In the listing below, locate the lines that hold "Jornalista" and copy them.

-- START Provided records --

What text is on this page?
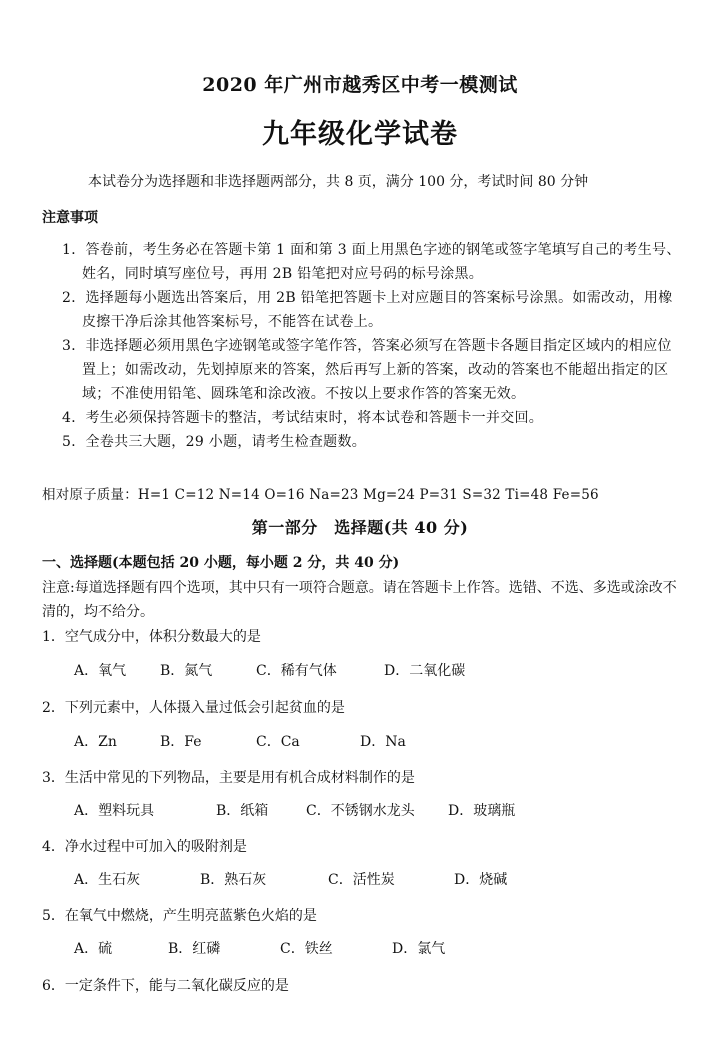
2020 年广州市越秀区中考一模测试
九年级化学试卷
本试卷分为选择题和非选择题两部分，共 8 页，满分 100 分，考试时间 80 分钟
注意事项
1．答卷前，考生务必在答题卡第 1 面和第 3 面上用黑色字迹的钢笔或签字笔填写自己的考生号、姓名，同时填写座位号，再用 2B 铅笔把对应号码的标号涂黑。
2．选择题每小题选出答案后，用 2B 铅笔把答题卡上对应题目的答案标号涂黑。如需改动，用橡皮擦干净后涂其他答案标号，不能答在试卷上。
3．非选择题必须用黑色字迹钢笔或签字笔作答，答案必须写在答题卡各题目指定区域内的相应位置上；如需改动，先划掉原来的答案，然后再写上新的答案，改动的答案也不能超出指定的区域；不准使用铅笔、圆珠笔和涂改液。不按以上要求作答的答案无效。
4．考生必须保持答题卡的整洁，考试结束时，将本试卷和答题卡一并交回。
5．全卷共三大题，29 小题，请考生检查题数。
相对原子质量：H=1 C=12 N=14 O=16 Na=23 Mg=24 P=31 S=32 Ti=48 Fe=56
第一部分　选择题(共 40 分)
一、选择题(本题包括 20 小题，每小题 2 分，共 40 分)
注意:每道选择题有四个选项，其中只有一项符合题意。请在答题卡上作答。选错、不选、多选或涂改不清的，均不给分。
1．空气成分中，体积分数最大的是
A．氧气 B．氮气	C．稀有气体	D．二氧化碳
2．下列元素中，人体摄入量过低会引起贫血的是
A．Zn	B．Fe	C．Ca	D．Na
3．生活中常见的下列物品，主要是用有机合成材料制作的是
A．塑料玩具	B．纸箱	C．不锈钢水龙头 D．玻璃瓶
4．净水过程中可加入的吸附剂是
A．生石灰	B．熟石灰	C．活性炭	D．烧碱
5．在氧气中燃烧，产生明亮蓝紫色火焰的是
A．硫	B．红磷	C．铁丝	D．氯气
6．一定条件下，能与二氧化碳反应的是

-- END Provided records --
-- START Provided records --

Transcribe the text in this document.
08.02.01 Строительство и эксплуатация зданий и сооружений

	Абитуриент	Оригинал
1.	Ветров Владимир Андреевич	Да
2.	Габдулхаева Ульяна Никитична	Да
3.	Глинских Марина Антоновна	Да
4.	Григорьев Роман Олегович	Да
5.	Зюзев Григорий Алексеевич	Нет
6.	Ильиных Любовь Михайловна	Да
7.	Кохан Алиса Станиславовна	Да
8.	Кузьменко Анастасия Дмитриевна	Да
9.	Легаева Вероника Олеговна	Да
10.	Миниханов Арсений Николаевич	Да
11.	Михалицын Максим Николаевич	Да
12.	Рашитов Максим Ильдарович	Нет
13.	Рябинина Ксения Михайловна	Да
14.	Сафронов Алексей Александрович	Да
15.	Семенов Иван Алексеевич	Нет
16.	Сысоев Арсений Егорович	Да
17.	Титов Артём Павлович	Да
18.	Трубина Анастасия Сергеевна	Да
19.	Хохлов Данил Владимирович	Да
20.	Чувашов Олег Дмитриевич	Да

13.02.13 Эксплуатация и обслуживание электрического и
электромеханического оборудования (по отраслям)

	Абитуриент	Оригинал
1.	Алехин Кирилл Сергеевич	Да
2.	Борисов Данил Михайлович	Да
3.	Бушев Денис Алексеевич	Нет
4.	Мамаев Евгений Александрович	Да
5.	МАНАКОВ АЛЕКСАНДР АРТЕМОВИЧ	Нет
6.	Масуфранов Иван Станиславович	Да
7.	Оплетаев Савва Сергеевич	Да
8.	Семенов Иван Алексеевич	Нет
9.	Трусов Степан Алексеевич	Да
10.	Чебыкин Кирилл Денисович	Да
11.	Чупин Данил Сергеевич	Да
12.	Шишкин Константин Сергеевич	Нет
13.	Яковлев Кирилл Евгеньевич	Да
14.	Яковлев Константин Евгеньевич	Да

-- END Provided records --
-- START Provided records --

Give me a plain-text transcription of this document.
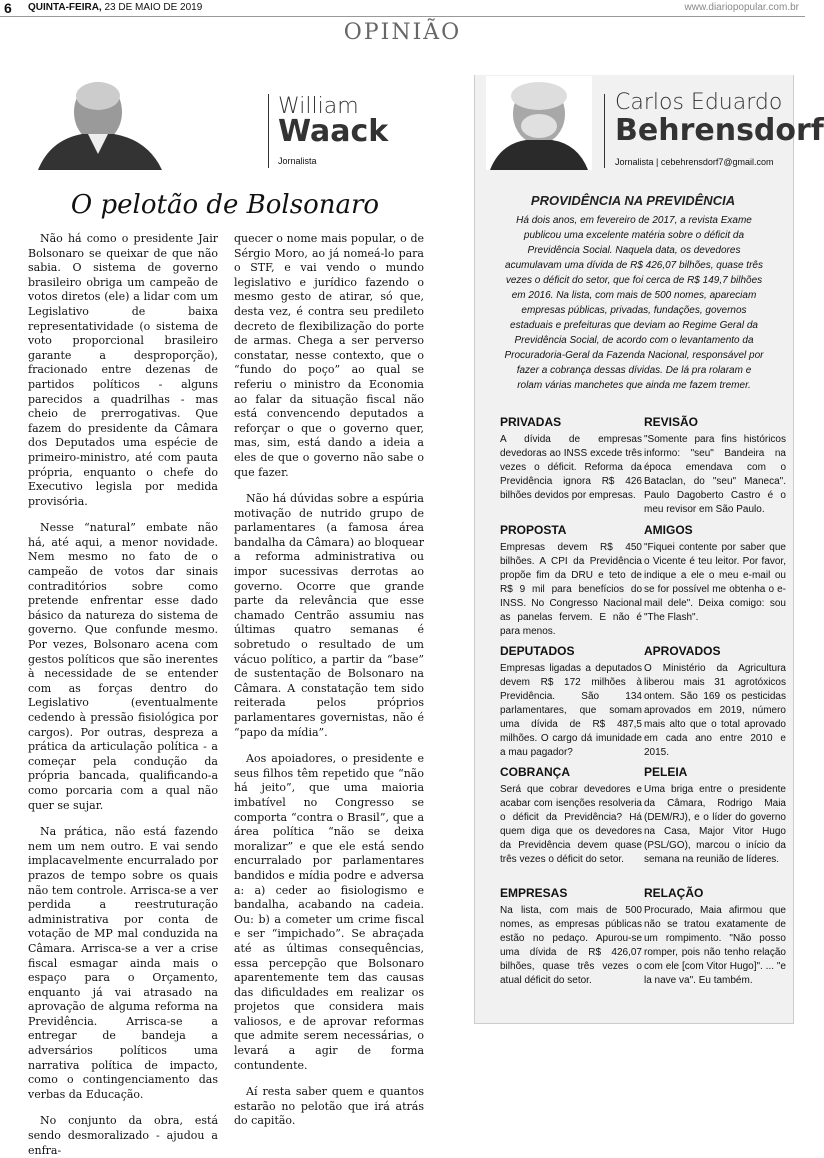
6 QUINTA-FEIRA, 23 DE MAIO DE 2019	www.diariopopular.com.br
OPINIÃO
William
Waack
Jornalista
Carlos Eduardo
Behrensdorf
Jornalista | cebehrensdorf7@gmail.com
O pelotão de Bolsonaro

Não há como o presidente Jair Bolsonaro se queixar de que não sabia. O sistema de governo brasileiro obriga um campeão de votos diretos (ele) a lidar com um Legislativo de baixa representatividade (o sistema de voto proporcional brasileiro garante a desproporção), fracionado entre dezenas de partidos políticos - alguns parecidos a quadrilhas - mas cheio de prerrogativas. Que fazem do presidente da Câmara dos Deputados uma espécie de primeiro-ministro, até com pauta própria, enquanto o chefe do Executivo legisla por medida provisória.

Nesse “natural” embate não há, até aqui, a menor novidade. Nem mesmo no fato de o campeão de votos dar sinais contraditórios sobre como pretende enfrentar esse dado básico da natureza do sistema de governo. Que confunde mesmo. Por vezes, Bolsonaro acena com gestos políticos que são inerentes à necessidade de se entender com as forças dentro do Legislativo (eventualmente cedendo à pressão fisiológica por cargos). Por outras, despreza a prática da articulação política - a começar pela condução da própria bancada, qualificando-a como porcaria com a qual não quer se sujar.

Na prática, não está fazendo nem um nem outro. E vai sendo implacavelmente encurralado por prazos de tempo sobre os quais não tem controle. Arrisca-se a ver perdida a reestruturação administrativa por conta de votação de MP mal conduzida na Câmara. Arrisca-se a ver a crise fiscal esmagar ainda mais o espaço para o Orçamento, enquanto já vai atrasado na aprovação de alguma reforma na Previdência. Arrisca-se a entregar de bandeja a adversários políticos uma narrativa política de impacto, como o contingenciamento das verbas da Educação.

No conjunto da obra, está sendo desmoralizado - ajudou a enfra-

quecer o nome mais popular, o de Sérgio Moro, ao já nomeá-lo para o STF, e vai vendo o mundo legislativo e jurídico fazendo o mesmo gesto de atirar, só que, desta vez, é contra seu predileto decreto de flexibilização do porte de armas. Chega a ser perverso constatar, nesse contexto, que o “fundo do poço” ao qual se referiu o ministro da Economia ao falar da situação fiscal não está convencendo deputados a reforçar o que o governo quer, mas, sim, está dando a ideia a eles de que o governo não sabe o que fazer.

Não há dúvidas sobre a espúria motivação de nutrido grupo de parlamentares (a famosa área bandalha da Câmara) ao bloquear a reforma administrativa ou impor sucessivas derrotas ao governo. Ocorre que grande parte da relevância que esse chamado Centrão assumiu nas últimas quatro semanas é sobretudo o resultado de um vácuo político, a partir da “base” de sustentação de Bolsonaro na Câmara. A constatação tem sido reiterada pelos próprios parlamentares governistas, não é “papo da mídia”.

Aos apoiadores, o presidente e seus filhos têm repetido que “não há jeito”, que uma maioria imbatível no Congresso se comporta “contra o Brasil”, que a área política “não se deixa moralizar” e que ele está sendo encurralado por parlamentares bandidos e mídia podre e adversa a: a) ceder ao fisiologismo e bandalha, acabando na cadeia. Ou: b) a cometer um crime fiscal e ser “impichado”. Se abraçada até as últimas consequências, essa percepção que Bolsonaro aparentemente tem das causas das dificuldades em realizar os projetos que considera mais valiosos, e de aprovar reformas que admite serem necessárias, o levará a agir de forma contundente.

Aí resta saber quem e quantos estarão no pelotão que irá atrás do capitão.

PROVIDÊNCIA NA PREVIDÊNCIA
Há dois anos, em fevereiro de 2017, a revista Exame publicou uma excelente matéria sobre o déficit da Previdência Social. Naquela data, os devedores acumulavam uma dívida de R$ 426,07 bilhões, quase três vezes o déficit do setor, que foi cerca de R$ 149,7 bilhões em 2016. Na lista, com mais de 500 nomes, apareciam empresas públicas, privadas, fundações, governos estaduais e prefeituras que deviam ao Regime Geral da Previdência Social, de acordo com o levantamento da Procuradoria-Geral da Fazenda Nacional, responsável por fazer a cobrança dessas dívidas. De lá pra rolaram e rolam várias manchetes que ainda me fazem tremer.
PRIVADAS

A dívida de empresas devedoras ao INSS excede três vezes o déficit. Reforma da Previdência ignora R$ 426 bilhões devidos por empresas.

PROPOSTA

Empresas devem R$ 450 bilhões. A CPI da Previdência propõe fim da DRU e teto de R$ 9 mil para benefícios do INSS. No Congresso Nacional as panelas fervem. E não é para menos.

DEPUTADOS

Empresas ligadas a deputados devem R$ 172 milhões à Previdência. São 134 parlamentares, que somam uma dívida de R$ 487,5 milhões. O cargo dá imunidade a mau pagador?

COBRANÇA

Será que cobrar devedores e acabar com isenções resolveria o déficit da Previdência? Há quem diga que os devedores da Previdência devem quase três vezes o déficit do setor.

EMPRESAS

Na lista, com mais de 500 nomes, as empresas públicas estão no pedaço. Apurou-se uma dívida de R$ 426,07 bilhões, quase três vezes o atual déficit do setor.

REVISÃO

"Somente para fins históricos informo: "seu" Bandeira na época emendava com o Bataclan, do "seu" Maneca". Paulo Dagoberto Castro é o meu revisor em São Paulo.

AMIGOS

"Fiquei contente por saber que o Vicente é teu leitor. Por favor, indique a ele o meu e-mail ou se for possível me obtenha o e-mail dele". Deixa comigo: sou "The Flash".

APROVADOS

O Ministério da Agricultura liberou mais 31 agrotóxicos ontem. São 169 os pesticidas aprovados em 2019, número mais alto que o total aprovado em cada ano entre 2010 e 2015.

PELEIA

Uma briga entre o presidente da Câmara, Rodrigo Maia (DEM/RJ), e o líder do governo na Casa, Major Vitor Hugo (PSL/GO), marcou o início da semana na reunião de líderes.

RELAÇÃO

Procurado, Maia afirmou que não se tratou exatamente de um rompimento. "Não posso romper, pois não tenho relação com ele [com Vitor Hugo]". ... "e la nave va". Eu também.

-- END Provided records --

*Answer to the problem:*
Jornalista
Jornalista | cebehrensdorf7@gmail.com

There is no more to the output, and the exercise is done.